**EXERCISE**.
Read the lines that follow and pick out every one containing the word "tours".

**THE DATA**.
--*--
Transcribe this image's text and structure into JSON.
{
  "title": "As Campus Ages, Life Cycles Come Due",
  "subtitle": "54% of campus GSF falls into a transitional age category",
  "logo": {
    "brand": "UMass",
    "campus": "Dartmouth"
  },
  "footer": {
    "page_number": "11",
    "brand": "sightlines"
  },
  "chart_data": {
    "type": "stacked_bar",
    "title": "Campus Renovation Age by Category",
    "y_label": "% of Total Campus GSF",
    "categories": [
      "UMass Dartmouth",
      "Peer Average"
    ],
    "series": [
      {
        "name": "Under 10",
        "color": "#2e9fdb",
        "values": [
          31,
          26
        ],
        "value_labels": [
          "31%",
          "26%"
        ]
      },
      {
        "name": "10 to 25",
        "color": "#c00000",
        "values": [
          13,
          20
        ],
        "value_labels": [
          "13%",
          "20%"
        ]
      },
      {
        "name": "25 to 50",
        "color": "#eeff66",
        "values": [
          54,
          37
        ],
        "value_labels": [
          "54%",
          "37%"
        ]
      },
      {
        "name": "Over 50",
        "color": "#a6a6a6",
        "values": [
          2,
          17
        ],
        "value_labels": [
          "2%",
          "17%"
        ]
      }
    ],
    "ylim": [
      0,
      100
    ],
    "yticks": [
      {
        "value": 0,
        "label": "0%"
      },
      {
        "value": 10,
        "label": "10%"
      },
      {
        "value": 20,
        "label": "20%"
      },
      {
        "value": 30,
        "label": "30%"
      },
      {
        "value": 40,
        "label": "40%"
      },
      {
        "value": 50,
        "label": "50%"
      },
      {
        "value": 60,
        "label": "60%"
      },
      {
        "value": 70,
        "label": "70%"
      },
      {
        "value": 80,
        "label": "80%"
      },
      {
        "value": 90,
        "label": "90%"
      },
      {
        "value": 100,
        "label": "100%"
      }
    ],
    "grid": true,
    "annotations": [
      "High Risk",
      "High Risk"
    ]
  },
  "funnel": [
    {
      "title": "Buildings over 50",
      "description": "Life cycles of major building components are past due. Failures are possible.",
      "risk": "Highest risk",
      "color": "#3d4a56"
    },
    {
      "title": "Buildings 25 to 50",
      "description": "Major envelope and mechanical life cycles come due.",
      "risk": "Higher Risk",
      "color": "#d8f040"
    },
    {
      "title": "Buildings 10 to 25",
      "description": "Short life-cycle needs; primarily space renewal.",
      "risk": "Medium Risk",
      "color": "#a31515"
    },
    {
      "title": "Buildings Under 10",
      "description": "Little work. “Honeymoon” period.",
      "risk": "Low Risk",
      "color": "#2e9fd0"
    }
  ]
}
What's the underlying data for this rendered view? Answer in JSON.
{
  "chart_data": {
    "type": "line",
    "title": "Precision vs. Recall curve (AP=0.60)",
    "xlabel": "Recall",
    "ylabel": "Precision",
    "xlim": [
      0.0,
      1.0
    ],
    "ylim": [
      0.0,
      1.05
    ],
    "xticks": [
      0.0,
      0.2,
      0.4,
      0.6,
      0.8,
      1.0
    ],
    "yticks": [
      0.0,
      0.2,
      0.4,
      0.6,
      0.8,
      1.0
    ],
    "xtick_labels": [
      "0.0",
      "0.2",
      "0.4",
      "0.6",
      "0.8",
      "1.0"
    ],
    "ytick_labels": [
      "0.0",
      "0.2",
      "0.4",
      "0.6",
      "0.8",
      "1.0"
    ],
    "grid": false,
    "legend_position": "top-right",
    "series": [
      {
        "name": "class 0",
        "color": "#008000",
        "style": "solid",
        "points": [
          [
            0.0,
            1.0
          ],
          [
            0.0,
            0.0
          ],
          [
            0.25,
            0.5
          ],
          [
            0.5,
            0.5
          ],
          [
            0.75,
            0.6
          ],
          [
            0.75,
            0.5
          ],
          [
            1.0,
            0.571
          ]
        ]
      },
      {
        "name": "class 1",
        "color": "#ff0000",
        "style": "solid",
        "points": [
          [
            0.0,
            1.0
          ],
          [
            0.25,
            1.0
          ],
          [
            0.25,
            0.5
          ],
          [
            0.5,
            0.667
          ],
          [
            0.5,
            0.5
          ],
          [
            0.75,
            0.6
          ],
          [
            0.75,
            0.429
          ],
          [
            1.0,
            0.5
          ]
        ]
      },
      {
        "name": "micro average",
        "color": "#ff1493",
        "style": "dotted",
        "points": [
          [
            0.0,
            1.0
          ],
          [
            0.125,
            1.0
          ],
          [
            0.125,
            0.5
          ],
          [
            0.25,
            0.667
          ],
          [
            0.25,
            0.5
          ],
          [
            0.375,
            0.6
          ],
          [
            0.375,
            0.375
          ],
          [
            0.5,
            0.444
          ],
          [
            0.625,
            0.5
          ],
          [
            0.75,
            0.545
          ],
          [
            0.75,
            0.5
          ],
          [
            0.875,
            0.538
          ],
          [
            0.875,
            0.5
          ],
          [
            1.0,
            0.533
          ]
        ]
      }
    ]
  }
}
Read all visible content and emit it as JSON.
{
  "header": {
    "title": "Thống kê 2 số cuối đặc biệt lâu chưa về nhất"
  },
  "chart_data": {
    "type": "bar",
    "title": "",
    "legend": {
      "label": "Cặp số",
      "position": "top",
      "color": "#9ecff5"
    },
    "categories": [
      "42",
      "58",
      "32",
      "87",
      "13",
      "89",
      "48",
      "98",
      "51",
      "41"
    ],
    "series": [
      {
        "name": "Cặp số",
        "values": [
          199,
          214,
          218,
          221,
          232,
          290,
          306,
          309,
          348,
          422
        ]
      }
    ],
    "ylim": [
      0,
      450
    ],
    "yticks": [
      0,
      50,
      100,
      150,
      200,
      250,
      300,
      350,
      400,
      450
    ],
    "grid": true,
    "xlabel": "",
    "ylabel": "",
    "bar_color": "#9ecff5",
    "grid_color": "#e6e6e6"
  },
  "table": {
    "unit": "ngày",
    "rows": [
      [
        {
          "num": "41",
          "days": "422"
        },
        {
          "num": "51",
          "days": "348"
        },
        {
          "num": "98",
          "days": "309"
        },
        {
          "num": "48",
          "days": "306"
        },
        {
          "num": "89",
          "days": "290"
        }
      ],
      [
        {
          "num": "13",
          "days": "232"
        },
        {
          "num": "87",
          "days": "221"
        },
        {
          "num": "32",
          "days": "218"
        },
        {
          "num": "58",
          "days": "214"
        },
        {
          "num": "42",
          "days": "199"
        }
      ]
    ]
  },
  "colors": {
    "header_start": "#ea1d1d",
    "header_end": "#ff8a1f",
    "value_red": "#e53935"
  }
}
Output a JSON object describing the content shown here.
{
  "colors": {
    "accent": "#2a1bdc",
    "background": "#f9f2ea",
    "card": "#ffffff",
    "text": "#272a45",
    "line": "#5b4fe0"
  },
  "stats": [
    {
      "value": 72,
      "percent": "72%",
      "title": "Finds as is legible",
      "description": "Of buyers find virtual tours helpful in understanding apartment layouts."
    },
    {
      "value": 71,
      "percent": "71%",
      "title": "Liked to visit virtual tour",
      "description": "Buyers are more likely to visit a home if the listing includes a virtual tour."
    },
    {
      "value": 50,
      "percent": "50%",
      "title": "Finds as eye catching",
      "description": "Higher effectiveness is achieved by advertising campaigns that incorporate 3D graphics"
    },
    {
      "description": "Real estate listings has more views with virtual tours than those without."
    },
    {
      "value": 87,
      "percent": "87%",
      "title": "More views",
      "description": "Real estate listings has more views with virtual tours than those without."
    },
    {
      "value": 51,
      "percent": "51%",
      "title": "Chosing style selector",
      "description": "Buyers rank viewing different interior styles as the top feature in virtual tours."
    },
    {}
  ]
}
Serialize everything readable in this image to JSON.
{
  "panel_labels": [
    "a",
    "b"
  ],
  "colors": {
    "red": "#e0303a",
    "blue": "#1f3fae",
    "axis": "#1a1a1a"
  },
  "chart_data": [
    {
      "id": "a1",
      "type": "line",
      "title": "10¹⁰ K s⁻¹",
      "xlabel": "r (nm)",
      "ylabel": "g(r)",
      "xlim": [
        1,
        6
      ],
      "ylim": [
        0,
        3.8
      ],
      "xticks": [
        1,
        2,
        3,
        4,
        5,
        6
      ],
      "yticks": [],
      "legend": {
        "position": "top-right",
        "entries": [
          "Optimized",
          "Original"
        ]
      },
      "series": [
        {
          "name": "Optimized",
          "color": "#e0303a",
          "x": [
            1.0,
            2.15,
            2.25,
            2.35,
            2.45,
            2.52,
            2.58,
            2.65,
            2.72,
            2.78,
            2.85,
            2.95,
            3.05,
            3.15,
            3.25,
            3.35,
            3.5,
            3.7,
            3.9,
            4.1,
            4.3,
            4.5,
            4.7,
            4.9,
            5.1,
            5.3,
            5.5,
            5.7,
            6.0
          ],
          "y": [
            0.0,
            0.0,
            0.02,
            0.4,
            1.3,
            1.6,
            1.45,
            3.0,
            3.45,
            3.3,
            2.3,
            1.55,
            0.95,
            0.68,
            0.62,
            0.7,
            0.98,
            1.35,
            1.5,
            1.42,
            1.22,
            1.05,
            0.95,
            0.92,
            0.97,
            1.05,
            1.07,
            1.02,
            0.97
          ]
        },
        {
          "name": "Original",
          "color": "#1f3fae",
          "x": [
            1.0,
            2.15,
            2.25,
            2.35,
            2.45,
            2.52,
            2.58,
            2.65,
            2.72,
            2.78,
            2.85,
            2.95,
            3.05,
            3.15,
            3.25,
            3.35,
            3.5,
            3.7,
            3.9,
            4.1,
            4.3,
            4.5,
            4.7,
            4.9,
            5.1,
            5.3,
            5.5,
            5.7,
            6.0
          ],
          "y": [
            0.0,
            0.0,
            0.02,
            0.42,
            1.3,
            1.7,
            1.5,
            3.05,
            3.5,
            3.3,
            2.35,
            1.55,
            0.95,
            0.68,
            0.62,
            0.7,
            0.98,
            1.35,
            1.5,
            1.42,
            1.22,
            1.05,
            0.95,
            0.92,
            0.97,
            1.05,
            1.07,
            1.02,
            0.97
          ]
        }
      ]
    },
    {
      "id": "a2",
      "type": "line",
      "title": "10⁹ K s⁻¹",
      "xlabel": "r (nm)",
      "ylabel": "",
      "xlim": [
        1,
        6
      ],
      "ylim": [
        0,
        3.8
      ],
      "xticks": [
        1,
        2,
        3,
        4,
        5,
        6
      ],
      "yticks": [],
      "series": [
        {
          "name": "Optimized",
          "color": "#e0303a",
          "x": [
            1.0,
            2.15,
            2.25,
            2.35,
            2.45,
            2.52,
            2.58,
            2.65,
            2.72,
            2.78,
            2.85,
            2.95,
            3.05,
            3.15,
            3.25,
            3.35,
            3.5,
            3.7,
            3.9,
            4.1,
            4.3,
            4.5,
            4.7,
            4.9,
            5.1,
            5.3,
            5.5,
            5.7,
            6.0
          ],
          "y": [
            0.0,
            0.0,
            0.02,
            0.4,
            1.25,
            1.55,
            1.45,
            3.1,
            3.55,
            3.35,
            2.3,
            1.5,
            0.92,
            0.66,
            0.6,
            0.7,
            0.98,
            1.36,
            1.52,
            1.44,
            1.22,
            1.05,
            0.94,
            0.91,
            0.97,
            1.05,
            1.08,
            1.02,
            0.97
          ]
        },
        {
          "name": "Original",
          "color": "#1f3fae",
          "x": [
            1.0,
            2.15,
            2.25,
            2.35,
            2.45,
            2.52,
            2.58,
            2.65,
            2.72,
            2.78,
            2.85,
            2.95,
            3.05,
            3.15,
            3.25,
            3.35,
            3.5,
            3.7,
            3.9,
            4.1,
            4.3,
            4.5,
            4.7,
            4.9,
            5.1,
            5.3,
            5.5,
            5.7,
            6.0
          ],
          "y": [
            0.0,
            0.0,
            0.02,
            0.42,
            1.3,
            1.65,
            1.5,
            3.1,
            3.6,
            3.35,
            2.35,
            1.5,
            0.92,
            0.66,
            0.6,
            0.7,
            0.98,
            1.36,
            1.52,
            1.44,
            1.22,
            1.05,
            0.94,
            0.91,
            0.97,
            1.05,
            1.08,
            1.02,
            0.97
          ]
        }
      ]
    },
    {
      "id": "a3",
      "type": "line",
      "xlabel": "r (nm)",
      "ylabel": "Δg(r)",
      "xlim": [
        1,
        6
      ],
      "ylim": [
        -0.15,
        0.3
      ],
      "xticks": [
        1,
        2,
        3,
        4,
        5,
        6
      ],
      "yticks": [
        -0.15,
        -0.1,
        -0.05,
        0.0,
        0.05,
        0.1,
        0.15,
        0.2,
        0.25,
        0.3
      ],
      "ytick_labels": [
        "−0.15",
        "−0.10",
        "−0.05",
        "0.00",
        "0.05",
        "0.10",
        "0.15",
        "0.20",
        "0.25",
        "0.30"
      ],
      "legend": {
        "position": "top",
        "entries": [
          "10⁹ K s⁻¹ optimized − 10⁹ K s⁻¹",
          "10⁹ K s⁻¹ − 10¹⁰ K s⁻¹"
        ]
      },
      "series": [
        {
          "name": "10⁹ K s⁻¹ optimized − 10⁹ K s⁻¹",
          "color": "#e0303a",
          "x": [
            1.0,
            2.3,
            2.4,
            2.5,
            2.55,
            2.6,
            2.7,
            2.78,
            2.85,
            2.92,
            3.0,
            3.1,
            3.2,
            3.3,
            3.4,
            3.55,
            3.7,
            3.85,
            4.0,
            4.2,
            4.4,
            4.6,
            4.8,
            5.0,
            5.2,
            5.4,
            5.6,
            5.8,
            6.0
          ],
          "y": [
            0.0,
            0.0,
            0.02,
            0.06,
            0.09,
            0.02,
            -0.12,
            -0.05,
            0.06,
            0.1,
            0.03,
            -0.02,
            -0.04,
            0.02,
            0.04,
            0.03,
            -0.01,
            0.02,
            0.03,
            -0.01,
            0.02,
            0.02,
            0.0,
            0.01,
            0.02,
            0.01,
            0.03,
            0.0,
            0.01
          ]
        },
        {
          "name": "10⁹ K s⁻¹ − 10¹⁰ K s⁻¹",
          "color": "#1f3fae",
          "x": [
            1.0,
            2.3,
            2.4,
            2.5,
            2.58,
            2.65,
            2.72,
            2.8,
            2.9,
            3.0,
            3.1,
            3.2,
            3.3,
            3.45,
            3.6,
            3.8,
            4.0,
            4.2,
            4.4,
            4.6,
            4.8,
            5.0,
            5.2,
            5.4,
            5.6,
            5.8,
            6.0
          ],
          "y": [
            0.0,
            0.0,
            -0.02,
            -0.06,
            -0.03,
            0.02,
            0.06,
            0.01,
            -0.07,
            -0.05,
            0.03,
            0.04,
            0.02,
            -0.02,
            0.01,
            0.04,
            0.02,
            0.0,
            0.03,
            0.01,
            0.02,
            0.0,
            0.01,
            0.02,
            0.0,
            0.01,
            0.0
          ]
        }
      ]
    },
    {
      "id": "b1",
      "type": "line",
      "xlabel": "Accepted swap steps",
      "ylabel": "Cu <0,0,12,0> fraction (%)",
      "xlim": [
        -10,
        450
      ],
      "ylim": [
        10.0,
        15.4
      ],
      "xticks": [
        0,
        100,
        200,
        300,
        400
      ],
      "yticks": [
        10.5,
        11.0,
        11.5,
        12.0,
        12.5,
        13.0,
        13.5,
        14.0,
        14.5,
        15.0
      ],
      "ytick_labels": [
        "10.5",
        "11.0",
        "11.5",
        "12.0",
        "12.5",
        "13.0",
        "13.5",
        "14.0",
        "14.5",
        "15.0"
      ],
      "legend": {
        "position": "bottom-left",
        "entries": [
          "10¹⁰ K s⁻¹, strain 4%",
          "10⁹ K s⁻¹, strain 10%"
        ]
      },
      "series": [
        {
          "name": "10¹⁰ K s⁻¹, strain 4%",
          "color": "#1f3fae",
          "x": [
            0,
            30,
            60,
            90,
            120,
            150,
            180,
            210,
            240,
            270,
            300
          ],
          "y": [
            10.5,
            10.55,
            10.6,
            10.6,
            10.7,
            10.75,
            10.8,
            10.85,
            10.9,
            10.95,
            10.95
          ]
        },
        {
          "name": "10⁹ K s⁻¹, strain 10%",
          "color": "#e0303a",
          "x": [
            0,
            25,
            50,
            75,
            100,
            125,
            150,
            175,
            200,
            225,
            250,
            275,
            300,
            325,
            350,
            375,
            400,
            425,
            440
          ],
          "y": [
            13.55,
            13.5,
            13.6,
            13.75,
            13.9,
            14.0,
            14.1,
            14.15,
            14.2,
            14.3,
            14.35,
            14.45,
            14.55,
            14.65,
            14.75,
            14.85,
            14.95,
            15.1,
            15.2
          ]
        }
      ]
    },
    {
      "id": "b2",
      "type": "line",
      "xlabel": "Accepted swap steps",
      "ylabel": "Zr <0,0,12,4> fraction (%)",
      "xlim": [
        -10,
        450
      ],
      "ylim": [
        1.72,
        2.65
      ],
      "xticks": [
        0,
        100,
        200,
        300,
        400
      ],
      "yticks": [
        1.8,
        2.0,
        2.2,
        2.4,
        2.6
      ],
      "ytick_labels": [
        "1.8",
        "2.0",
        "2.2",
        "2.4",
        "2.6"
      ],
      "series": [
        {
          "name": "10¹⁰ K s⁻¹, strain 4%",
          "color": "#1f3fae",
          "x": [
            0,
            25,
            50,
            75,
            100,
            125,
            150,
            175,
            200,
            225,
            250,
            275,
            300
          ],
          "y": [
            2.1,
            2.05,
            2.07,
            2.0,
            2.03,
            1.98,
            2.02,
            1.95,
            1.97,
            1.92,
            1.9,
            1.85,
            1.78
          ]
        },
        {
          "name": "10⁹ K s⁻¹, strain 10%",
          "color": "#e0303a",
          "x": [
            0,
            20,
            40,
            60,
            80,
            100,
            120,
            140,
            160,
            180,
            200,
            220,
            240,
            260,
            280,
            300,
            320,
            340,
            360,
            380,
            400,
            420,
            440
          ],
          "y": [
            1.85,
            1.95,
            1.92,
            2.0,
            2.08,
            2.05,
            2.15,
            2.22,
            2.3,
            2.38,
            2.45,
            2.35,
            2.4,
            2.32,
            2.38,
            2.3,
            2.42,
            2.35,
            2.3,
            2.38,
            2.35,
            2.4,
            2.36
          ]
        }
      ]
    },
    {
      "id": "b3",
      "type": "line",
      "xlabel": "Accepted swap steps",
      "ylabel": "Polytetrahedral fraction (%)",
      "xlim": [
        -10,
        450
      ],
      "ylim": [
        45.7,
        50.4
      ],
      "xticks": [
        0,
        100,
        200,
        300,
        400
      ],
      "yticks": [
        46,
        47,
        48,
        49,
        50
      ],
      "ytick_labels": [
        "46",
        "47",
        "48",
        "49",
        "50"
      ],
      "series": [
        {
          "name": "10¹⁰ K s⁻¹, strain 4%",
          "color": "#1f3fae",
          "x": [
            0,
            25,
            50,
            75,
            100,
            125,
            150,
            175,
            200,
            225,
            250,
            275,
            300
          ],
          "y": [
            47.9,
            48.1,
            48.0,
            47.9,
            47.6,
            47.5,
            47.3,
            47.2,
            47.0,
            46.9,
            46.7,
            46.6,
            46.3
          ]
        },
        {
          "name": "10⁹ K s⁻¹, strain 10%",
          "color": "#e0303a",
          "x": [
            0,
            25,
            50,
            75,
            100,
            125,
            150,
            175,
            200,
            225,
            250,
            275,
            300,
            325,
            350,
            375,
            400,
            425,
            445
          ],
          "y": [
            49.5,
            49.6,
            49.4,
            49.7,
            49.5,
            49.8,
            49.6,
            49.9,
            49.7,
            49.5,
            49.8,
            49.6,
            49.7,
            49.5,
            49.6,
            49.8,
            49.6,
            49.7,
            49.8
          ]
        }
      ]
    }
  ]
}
--*--
**CORRECT OUTPUT**.
      "description": "Of buyers find virtual tours helpful in understanding apartment layouts."
      "description": "Real estate listings has more views with virtual tours than those without."
      "description": "Real estate listings has more views with virtual tours than those without."
      "description": "Buyers rank viewing different interior styles as the top feature in virtual tours."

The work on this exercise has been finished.